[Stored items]
+ + +
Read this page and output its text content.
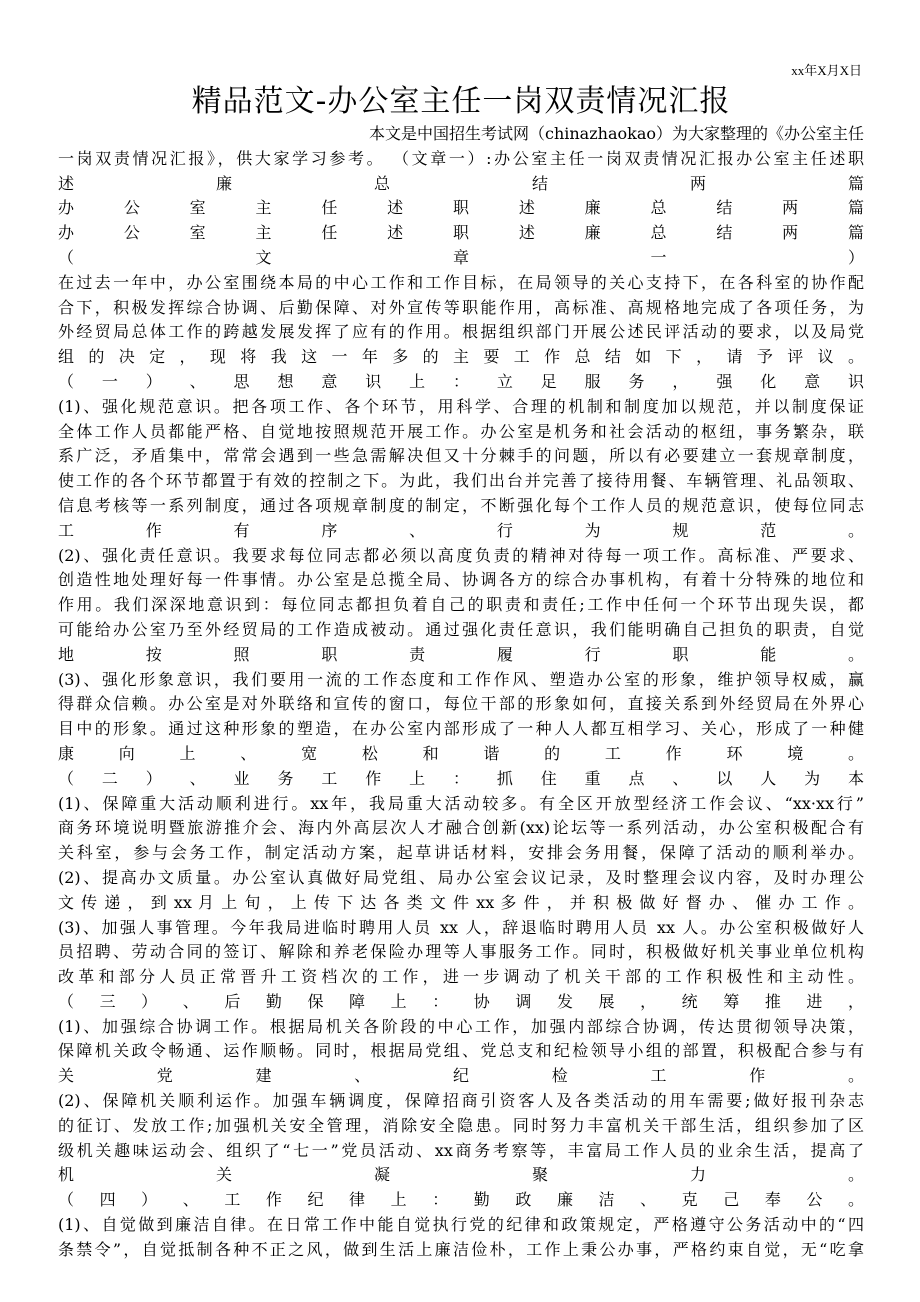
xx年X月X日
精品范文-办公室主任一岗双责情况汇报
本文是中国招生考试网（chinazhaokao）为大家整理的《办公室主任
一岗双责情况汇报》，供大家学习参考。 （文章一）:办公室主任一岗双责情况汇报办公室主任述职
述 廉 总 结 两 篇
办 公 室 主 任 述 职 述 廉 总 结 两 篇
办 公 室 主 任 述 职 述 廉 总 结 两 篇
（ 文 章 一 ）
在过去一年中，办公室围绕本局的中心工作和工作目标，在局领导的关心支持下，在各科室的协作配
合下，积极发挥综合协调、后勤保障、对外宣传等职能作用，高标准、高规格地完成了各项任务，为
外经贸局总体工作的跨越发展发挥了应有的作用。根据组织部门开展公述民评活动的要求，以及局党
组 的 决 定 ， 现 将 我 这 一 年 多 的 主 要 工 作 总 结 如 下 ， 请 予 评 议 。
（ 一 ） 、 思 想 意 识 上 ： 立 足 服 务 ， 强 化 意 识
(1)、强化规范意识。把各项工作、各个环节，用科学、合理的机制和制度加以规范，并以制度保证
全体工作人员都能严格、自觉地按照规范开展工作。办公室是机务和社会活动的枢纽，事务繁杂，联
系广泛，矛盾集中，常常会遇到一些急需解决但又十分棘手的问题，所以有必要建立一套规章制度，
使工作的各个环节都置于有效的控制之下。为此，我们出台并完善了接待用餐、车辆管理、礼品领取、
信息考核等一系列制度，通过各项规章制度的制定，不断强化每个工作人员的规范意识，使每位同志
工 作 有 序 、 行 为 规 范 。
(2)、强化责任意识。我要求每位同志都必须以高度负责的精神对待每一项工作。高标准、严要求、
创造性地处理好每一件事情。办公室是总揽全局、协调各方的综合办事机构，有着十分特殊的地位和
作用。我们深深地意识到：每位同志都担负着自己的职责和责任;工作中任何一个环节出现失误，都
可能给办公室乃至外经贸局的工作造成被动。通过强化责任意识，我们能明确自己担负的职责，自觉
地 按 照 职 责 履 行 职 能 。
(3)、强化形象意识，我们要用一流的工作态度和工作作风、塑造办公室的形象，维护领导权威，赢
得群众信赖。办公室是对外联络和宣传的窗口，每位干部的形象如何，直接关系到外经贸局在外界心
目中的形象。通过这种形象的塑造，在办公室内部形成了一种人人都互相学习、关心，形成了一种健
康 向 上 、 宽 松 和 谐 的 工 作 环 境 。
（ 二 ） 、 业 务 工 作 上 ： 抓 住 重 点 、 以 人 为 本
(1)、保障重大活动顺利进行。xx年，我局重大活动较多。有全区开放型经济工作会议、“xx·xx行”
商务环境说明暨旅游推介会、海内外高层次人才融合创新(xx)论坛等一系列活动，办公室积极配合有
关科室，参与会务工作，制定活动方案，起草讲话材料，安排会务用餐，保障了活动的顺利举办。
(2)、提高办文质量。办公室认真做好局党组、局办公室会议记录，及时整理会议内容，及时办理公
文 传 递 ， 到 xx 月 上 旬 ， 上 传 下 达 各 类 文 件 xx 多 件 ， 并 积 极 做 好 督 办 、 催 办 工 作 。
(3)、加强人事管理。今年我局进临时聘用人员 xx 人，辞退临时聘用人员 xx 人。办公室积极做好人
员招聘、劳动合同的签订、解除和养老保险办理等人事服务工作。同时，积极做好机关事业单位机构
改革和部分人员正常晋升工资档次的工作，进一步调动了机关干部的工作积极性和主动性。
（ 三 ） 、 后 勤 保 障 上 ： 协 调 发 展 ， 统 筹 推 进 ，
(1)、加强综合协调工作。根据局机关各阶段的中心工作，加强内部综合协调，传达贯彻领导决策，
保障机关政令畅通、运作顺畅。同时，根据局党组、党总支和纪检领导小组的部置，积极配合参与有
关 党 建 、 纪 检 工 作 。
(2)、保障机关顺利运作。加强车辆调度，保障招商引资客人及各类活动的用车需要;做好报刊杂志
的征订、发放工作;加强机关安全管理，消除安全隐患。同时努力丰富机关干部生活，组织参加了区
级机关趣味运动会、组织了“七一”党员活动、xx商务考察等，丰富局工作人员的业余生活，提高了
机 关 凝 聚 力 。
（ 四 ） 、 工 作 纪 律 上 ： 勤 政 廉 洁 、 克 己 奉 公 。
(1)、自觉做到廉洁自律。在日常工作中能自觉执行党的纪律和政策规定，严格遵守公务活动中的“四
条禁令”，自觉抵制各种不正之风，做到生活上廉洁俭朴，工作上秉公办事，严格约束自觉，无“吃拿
+ + +
**Short exercise**.
Omit every picture, then repeat the remaining data exactly as it appears above.

**Written answer**.
Read this page and output its text content.
xx年X月X日
精品范文-办公室主任一岗双责情况汇报
本文是中国招生考试网（chinazhaokao）为大家整理的《办公室主任
一岗双责情况汇报》，供大家学习参考。 （文章一）:办公室主任一岗双责情况汇报办公室主任述职
述 廉 总 结 两 篇
办 公 室 主 任 述 职 述 廉 总 结 两 篇
办 公 室 主 任 述 职 述 廉 总 结 两 篇
（ 文 章 一 ）
在过去一年中，办公室围绕本局的中心工作和工作目标，在局领导的关心支持下，在各科室的协作配
合下，积极发挥综合协调、后勤保障、对外宣传等职能作用，高标准、高规格地完成了各项任务，为
外经贸局总体工作的跨越发展发挥了应有的作用。根据组织部门开展公述民评活动的要求，以及局党
组 的 决 定 ， 现 将 我 这 一 年 多 的 主 要 工 作 总 结 如 下 ， 请 予 评 议 。
（ 一 ） 、 思 想 意 识 上 ： 立 足 服 务 ， 强 化 意 识
(1)、强化规范意识。把各项工作、各个环节，用科学、合理的机制和制度加以规范，并以制度保证
全体工作人员都能严格、自觉地按照规范开展工作。办公室是机务和社会活动的枢纽，事务繁杂，联
系广泛，矛盾集中，常常会遇到一些急需解决但又十分棘手的问题，所以有必要建立一套规章制度，
使工作的各个环节都置于有效的控制之下。为此，我们出台并完善了接待用餐、车辆管理、礼品领取、
信息考核等一系列制度，通过各项规章制度的制定，不断强化每个工作人员的规范意识，使每位同志
工 作 有 序 、 行 为 规 范 。
(2)、强化责任意识。我要求每位同志都必须以高度负责的精神对待每一项工作。高标准、严要求、
创造性地处理好每一件事情。办公室是总揽全局、协调各方的综合办事机构，有着十分特殊的地位和
作用。我们深深地意识到：每位同志都担负着自己的职责和责任;工作中任何一个环节出现失误，都
可能给办公室乃至外经贸局的工作造成被动。通过强化责任意识，我们能明确自己担负的职责，自觉
地 按 照 职 责 履 行 职 能 。
(3)、强化形象意识，我们要用一流的工作态度和工作作风、塑造办公室的形象，维护领导权威，赢
得群众信赖。办公室是对外联络和宣传的窗口，每位干部的形象如何，直接关系到外经贸局在外界心
目中的形象。通过这种形象的塑造，在办公室内部形成了一种人人都互相学习、关心，形成了一种健
康 向 上 、 宽 松 和 谐 的 工 作 环 境 。
（ 二 ） 、 业 务 工 作 上 ： 抓 住 重 点 、 以 人 为 本
(1)、保障重大活动顺利进行。xx年，我局重大活动较多。有全区开放型经济工作会议、“xx·xx行”
商务环境说明暨旅游推介会、海内外高层次人才融合创新(xx)论坛等一系列活动，办公室积极配合有
关科室，参与会务工作，制定活动方案，起草讲话材料，安排会务用餐，保障了活动的顺利举办。
(2)、提高办文质量。办公室认真做好局党组、局办公室会议记录，及时整理会议内容，及时办理公
文 传 递 ， 到 xx 月 上 旬 ， 上 传 下 达 各 类 文 件 xx 多 件 ， 并 积 极 做 好 督 办 、 催 办 工 作 。
(3)、加强人事管理。今年我局进临时聘用人员 xx 人，辞退临时聘用人员 xx 人。办公室积极做好人
员招聘、劳动合同的签订、解除和养老保险办理等人事服务工作。同时，积极做好机关事业单位机构
改革和部分人员正常晋升工资档次的工作，进一步调动了机关干部的工作积极性和主动性。
（ 三 ） 、 后 勤 保 障 上 ： 协 调 发 展 ， 统 筹 推 进 ，
(1)、加强综合协调工作。根据局机关各阶段的中心工作，加强内部综合协调，传达贯彻领导决策，
保障机关政令畅通、运作顺畅。同时，根据局党组、党总支和纪检领导小组的部置，积极配合参与有
关 党 建 、 纪 检 工 作 。
(2)、保障机关顺利运作。加强车辆调度，保障招商引资客人及各类活动的用车需要;做好报刊杂志
的征订、发放工作;加强机关安全管理，消除安全隐患。同时努力丰富机关干部生活，组织参加了区
级机关趣味运动会、组织了“七一”党员活动、xx商务考察等，丰富局工作人员的业余生活，提高了
机 关 凝 聚 力 。
（ 四 ） 、 工 作 纪 律 上 ： 勤 政 廉 洁 、 克 己 奉 公 。
(1)、自觉做到廉洁自律。在日常工作中能自觉执行党的纪律和政策规定，严格遵守公务活动中的“四
条禁令”，自觉抵制各种不正之风，做到生活上廉洁俭朴，工作上秉公办事，严格约束自觉，无“吃拿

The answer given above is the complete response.